/---

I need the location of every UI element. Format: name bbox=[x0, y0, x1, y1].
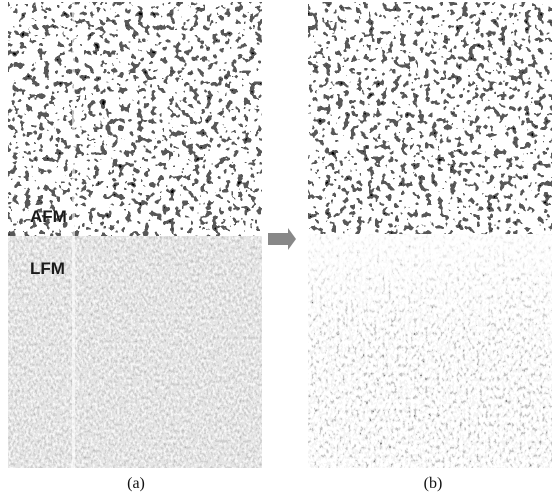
caption-a: (a) bbox=[127, 475, 145, 492]
caption-b: (b) bbox=[424, 475, 443, 492]
afm-label: AFM bbox=[30, 207, 67, 226]
arrow bbox=[268, 228, 296, 250]
panel-a: AFM LFM bbox=[8, 2, 262, 468]
lfm-texture bbox=[8, 236, 262, 468]
afm-texture bbox=[8, 2, 262, 236]
scan-line bbox=[72, 2, 75, 468]
fade-overlay bbox=[308, 234, 552, 344]
lfm-label: LFM bbox=[30, 259, 65, 278]
arrow-head bbox=[288, 228, 296, 250]
top-texture bbox=[308, 2, 552, 234]
arrow-body bbox=[268, 233, 288, 245]
panel-b bbox=[308, 2, 552, 468]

\---

Transcribe the data word for word, omitting the pictures.

- EXERCISE RESPONSE -
I need the location of every UI element. Format: name bbox=[x0, y0, x1, y1].
caption-a: (a) bbox=[127, 475, 145, 492]
caption-b: (b) bbox=[424, 475, 443, 492]
afm-label: AFM bbox=[30, 207, 67, 226]
arrow bbox=[268, 228, 296, 250]
panel-a: AFM LFM bbox=[8, 2, 262, 468]
lfm-texture bbox=[8, 236, 262, 468]
afm-texture bbox=[8, 2, 262, 236]
scan-line bbox=[72, 2, 75, 468]
fade-overlay bbox=[308, 234, 552, 344]
lfm-label: LFM bbox=[30, 259, 65, 278]
arrow-head bbox=[288, 228, 296, 250]
top-texture bbox=[308, 2, 552, 234]
arrow-body bbox=[268, 233, 288, 245]
panel-b bbox=[308, 2, 552, 468]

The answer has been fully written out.